- PASSAGE:
##########
The tale of the wobbly wheel

February 16, 2007

I had a thoroughly enjoyable day yesterday down at the University of the West of England looking at, and talking about the use of robots as a simulation device with Alan Winfield. Now anyone involved in complexity knows about simulation, although too many confuse simulation with prediction as their linear predecessors confused, and confuse, correlation with causation. Simple rules give rise to complex phenomena, so if we build a computer model in which each agent operates on a series of rules, then as the agents interact, patterns emerge. Flocking of birds, termite nest building are all examples of this, as is most of the special effects industry in Hollywood.

Swarm Robots in effect act like agents in a computer simulation, but in a physical environment. You can see an example of a robot swarm patch sorting here. Alan also provided me with this, which he thinks is “probably the best demo of robot swarming in the world so far from the EU FP6 Swarm-bots project , led by Marco Dorigo”. Each robot is actually a sophisticated computer, albeit a low cognition device. It is equipped with various sensors and communication devices. The robots are programmed placed in a space; they then interact with each other and the physical environment. Here we see them sorting, and here is a more sophisticated social experiment. Now the really interesting thing about swarm robots is that, unlike computer agents, they operate in the real world, so things go wrong. Alan told me the story of one day when the cleaners (who had anthropomorphised the robots) wanted him to know that one of the robots was not well; it had developed a wobbly wheel. Now the net result of this was a changed behaviour pattern, which had been imitated by the other robots. Even without the wobbly wheel, each robot has some differences created during the assembly process. You, therefore, get more variation, including accidental variation than is possible in a computer simulation.

Another interesting thing for me was that many of the more interesting results were achieved with small numbers of agents. This seems to be of particular importance in understanding issues of threshold limits. For example, one of the experiments introduced a “deviant” agent who tried to thwart the behaviour of the swarm. The simulation showed that the swarm was remarkably resilient to deviancy. Now, this is important for a variety of reasons. Understanding in different cultures, the threshold levels for deviance is important in counter-terrorism (when will a civilian population provide tacit support to terrorist action?) as well as in consumer marketing (what level of brand transfer is sufficient to break market dominance?) and several other areas.
##########
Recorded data
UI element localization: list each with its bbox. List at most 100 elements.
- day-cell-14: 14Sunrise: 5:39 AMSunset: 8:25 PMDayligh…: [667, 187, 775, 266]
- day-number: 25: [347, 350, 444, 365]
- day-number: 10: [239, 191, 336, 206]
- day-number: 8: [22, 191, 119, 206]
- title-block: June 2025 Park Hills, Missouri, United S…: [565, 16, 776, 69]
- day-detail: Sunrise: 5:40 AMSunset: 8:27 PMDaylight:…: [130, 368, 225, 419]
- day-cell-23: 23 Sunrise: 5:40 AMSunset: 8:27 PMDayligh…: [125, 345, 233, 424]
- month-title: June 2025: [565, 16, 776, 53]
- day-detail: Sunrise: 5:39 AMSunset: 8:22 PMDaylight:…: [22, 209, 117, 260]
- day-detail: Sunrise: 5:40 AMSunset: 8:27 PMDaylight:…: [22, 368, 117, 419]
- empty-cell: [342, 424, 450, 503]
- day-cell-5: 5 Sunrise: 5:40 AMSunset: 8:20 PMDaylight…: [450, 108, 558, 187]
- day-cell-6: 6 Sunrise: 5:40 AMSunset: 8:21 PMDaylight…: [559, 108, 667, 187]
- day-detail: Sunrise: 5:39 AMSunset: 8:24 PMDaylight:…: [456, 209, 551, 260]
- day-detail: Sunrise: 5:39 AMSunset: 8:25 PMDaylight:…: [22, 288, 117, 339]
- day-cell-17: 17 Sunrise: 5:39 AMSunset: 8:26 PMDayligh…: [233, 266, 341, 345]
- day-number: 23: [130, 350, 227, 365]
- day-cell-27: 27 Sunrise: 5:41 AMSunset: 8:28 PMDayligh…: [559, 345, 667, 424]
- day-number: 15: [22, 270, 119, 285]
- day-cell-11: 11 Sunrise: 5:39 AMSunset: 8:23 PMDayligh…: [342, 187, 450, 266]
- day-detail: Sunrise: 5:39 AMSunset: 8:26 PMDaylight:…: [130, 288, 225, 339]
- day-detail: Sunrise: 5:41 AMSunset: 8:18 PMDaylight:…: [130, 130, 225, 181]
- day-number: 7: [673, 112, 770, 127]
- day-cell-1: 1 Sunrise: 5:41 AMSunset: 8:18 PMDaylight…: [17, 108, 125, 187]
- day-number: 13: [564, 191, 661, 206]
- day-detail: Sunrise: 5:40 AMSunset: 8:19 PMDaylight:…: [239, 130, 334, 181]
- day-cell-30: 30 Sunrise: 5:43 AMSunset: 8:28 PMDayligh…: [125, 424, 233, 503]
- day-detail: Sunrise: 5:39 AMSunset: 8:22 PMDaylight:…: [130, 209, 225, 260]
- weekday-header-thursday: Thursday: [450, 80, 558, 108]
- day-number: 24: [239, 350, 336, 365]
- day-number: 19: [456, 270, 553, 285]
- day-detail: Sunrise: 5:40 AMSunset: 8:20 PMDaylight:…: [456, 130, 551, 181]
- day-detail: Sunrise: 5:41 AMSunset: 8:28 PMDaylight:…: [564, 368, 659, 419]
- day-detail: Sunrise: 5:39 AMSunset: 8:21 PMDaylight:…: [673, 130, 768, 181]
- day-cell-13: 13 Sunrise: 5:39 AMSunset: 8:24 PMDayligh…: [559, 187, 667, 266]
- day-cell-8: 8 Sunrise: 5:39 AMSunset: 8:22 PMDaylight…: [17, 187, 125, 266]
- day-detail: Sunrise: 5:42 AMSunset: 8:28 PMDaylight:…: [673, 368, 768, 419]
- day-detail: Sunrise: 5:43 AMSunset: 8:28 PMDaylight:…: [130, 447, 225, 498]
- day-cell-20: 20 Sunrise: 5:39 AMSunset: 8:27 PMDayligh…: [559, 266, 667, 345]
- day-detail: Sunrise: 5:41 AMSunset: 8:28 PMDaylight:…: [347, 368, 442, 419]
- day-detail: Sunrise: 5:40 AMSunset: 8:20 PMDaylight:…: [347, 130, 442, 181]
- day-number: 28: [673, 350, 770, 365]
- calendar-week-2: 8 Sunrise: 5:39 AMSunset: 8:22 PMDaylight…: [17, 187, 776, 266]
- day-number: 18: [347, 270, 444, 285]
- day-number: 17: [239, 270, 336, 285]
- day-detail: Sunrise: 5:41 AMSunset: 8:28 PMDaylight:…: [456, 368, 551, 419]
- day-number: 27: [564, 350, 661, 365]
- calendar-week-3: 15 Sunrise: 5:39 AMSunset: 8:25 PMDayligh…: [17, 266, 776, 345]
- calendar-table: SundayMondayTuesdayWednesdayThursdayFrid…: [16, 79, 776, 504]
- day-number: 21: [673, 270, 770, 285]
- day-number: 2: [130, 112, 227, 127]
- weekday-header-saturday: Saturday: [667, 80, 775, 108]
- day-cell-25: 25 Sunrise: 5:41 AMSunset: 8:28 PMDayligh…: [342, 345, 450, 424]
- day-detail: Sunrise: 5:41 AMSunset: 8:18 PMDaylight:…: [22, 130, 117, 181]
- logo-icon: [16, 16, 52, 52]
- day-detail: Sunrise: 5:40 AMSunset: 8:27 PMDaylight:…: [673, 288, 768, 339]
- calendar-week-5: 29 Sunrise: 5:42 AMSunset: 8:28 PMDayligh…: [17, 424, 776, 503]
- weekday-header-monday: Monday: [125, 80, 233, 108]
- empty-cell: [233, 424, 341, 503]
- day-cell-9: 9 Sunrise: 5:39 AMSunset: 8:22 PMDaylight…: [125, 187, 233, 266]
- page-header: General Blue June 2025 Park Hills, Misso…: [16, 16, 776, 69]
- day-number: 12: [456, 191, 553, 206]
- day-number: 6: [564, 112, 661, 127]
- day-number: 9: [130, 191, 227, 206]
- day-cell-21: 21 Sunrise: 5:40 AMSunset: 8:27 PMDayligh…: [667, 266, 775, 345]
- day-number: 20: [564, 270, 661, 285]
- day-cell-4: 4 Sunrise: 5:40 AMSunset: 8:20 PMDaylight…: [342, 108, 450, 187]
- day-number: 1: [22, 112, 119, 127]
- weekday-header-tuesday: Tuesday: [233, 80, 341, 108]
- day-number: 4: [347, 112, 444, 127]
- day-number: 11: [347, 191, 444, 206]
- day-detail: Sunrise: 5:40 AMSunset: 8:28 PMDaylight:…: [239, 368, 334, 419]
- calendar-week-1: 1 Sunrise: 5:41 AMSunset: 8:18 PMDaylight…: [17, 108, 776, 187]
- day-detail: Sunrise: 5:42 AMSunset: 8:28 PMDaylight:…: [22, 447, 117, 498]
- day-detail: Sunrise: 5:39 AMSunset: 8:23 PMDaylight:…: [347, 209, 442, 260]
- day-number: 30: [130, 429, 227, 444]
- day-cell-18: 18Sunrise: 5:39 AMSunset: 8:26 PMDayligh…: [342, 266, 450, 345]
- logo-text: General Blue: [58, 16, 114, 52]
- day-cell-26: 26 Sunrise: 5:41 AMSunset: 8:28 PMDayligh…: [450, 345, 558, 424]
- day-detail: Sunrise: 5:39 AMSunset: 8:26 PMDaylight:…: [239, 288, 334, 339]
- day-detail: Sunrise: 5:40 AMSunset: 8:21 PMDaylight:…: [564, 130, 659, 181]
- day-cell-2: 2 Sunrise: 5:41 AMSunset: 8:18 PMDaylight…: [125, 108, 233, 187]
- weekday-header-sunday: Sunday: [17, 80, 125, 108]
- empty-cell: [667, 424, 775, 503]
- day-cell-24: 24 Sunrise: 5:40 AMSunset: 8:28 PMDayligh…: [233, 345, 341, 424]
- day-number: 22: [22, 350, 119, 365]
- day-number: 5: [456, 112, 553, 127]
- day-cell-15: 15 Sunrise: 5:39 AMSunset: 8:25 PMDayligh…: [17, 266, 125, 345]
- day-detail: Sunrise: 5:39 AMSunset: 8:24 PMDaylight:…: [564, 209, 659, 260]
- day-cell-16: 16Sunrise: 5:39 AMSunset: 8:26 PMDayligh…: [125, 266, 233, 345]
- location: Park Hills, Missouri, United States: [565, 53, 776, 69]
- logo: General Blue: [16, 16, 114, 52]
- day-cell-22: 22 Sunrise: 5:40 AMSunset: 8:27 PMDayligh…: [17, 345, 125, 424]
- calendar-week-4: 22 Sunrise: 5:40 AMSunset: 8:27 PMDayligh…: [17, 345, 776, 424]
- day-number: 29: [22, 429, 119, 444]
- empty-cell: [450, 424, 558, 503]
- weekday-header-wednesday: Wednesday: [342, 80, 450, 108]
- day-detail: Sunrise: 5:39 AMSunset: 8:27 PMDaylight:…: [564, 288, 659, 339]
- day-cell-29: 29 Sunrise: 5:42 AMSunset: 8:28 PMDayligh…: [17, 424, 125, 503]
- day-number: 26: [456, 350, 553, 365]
##########
- GOAL OF THE EXERCISE: In the passage about swarm robots, what did the cleaners tell Alan about one of the robots?

- OUTPUT FOR THIS EXERCISE: They told him it was not well because it had developed a wobbly wheel.